AIM.
Nothing in the data should change when you return it, but leave the pictures out.

>> start RAW RECORDS

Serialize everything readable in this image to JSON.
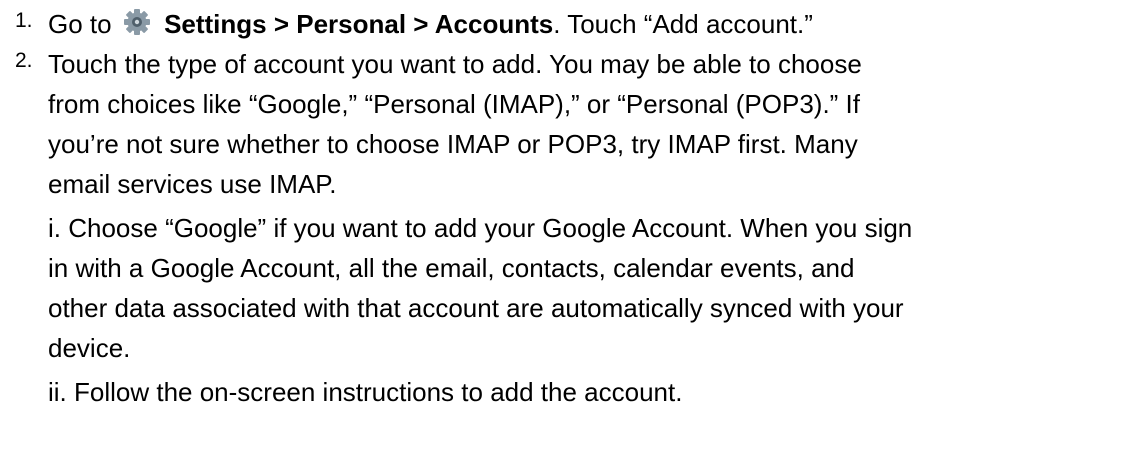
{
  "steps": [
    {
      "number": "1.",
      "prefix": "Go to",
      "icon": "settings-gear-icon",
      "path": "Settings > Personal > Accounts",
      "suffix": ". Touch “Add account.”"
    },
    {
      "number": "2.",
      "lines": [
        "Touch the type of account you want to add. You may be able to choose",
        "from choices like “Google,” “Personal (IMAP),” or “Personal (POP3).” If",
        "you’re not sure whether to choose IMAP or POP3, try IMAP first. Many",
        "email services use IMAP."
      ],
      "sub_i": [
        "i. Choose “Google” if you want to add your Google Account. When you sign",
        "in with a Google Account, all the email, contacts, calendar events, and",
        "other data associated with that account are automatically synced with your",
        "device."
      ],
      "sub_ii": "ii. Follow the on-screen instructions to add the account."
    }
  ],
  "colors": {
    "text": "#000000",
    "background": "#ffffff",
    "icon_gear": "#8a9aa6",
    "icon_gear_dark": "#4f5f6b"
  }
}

>> end RAW RECORDS

RESPONSE TO THE TASK.
Serialize everything readable in this image to JSON.
{
  "steps": [
    {
      "number": "1.",
      "prefix": "Go to",
      "icon": "settings-gear-icon",
      "path": "Settings > Personal > Accounts",
      "suffix": ". Touch “Add account.”"
    },
    {
      "number": "2.",
      "lines": [
        "Touch the type of account you want to add. You may be able to choose",
        "from choices like “Google,” “Personal (IMAP),” or “Personal (POP3).” If",
        "you’re not sure whether to choose IMAP or POP3, try IMAP first. Many",
        "email services use IMAP."
      ],
      "sub_i": [
        "i. Choose “Google” if you want to add your Google Account. When you sign",
        "in with a Google Account, all the email, contacts, calendar events, and",
        "other data associated with that account are automatically synced with your",
        "device."
      ],
      "sub_ii": "ii. Follow the on-screen instructions to add the account."
    }
  ],
  "colors": {
    "text": "#000000",
    "background": "#ffffff",
    "icon_gear": "#8a9aa6",
    "icon_gear_dark": "#4f5f6b"
  }
}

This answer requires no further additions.